## OBJECTIVE
Gather every line below that contains the string "label" and copy each one out in full.

** Start of SUPPLIED ENTRIES **

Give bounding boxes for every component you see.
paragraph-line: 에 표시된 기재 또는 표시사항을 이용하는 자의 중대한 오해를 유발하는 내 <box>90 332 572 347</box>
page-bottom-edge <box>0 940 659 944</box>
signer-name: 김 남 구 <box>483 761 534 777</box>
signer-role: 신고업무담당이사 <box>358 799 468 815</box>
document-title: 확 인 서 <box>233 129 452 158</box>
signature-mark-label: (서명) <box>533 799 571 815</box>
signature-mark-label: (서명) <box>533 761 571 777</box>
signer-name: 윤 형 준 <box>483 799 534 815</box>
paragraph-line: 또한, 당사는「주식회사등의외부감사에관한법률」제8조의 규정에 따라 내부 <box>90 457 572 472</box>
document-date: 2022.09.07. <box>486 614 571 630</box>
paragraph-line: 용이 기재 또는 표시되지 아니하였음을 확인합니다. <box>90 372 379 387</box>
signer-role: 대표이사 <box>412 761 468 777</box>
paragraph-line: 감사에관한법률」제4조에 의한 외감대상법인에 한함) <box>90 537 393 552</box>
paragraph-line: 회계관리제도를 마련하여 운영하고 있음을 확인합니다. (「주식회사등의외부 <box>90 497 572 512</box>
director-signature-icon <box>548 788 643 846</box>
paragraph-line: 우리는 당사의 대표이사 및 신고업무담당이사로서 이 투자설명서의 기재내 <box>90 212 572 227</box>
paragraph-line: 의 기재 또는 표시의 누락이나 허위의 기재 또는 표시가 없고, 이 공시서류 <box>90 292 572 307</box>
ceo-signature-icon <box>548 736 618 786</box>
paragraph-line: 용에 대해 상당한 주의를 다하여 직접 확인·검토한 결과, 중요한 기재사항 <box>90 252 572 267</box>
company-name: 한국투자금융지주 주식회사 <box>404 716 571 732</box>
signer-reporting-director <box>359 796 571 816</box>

** End of SUPPLIED ENTRIES **

## RESPONSE TO THIS TASK
signature-mark-label: (서명) <box>533 799 571 815</box>
signature-mark-label: (서명) <box>533 761 571 777</box>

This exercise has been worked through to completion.